● WHAT TO DO:
Would you write out the entries below, every one of them, exactly?

* Start DATASET RECORDS *

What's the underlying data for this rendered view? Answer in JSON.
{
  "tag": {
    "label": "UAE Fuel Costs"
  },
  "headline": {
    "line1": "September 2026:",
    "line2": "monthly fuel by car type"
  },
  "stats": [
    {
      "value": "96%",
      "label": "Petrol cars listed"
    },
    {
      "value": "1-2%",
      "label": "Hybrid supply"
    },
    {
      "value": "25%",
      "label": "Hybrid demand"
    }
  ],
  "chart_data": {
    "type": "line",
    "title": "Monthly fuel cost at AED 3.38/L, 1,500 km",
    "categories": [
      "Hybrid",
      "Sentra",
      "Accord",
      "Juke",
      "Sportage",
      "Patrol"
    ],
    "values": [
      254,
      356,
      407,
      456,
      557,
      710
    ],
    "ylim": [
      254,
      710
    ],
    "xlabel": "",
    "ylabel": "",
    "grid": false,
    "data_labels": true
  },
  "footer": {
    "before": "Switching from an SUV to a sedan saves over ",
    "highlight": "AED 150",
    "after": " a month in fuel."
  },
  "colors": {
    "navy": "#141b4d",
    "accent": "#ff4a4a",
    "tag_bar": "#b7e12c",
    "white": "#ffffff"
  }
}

* End DATASET RECORDS *

● ANSWER FOR THE TASK:
What's the underlying data for this rendered view? Answer in JSON.
{
  "tag": {
    "label": "UAE Fuel Costs"
  },
  "headline": {
    "line1": "September 2026:",
    "line2": "monthly fuel by car type"
  },
  "stats": [
    {
      "value": "96%",
      "label": "Petrol cars listed"
    },
    {
      "value": "1-2%",
      "label": "Hybrid supply"
    },
    {
      "value": "25%",
      "label": "Hybrid demand"
    }
  ],
  "chart_data": {
    "type": "line",
    "title": "Monthly fuel cost at AED 3.38/L, 1,500 km",
    "categories": [
      "Hybrid",
      "Sentra",
      "Accord",
      "Juke",
      "Sportage",
      "Patrol"
    ],
    "values": [
      254,
      356,
      407,
      456,
      557,
      710
    ],
    "ylim": [
      254,
      710
    ],
    "xlabel": "",
    "ylabel": "",
    "grid": false,
    "data_labels": true
  },
  "footer": {
    "before": "Switching from an SUV to a sedan saves over ",
    "highlight": "AED 150",
    "after": " a month in fuel."
  },
  "colors": {
    "navy": "#141b4d",
    "accent": "#ff4a4a",
    "tag_bar": "#b7e12c",
    "white": "#ffffff"
  }
}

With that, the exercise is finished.